INSTRUCTION
In full and without alteration, repeat the material.

## Start

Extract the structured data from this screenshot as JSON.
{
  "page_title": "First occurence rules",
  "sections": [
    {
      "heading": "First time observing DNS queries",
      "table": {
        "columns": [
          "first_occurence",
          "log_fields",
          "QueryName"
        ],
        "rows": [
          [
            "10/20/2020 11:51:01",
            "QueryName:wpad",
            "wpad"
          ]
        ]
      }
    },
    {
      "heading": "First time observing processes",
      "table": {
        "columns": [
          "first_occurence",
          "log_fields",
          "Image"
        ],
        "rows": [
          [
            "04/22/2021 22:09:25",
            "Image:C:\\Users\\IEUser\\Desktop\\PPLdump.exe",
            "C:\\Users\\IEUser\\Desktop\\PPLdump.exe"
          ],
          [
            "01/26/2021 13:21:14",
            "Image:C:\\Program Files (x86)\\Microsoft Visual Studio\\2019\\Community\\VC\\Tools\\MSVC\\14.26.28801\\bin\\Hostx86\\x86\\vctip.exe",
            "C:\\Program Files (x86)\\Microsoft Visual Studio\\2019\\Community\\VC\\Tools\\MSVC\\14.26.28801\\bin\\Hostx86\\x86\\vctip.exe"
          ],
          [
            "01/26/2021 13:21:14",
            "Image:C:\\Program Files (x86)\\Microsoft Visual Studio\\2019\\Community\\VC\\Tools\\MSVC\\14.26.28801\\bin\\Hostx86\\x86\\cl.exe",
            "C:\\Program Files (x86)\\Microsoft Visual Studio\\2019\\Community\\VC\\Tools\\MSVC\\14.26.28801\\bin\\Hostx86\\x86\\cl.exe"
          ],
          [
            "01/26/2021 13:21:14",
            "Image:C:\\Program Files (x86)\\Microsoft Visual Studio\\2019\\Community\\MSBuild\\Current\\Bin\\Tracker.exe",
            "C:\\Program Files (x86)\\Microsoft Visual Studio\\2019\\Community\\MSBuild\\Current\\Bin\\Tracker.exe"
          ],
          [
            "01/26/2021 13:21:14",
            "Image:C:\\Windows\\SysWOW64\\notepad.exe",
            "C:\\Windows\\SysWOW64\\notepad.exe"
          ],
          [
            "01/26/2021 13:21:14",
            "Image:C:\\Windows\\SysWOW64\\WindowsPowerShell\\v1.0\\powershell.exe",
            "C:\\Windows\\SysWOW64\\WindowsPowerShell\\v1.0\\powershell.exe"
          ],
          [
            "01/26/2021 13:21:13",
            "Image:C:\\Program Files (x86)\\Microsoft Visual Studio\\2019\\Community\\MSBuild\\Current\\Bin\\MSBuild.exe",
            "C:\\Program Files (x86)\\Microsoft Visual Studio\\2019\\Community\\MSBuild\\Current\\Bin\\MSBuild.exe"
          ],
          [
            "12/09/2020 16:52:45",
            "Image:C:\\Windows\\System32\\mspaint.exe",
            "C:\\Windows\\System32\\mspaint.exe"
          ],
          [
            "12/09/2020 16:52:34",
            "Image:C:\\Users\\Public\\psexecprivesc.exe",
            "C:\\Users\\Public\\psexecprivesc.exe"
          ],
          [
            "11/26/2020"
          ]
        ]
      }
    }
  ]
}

## End

EXERCISE ANSWER
Extract the structured data from this screenshot as JSON.
{
  "page_title": "First occurence rules",
  "sections": [
    {
      "heading": "First time observing DNS queries",
      "table": {
        "columns": [
          "first_occurence",
          "log_fields",
          "QueryName"
        ],
        "rows": [
          [
            "10/20/2020 11:51:01",
            "QueryName:wpad",
            "wpad"
          ]
        ]
      }
    },
    {
      "heading": "First time observing processes",
      "table": {
        "columns": [
          "first_occurence",
          "log_fields",
          "Image"
        ],
        "rows": [
          [
            "04/22/2021 22:09:25",
            "Image:C:\\Users\\IEUser\\Desktop\\PPLdump.exe",
            "C:\\Users\\IEUser\\Desktop\\PPLdump.exe"
          ],
          [
            "01/26/2021 13:21:14",
            "Image:C:\\Program Files (x86)\\Microsoft Visual Studio\\2019\\Community\\VC\\Tools\\MSVC\\14.26.28801\\bin\\Hostx86\\x86\\vctip.exe",
            "C:\\Program Files (x86)\\Microsoft Visual Studio\\2019\\Community\\VC\\Tools\\MSVC\\14.26.28801\\bin\\Hostx86\\x86\\vctip.exe"
          ],
          [
            "01/26/2021 13:21:14",
            "Image:C:\\Program Files (x86)\\Microsoft Visual Studio\\2019\\Community\\VC\\Tools\\MSVC\\14.26.28801\\bin\\Hostx86\\x86\\cl.exe",
            "C:\\Program Files (x86)\\Microsoft Visual Studio\\2019\\Community\\VC\\Tools\\MSVC\\14.26.28801\\bin\\Hostx86\\x86\\cl.exe"
          ],
          [
            "01/26/2021 13:21:14",
            "Image:C:\\Program Files (x86)\\Microsoft Visual Studio\\2019\\Community\\MSBuild\\Current\\Bin\\Tracker.exe",
            "C:\\Program Files (x86)\\Microsoft Visual Studio\\2019\\Community\\MSBuild\\Current\\Bin\\Tracker.exe"
          ],
          [
            "01/26/2021 13:21:14",
            "Image:C:\\Windows\\SysWOW64\\notepad.exe",
            "C:\\Windows\\SysWOW64\\notepad.exe"
          ],
          [
            "01/26/2021 13:21:14",
            "Image:C:\\Windows\\SysWOW64\\WindowsPowerShell\\v1.0\\powershell.exe",
            "C:\\Windows\\SysWOW64\\WindowsPowerShell\\v1.0\\powershell.exe"
          ],
          [
            "01/26/2021 13:21:13",
            "Image:C:\\Program Files (x86)\\Microsoft Visual Studio\\2019\\Community\\MSBuild\\Current\\Bin\\MSBuild.exe",
            "C:\\Program Files (x86)\\Microsoft Visual Studio\\2019\\Community\\MSBuild\\Current\\Bin\\MSBuild.exe"
          ],
          [
            "12/09/2020 16:52:45",
            "Image:C:\\Windows\\System32\\mspaint.exe",
            "C:\\Windows\\System32\\mspaint.exe"
          ],
          [
            "12/09/2020 16:52:34",
            "Image:C:\\Users\\Public\\psexecprivesc.exe",
            "C:\\Users\\Public\\psexecprivesc.exe"
          ],
          [
            "11/26/2020"
          ]
        ]
      }
    }
  ]
}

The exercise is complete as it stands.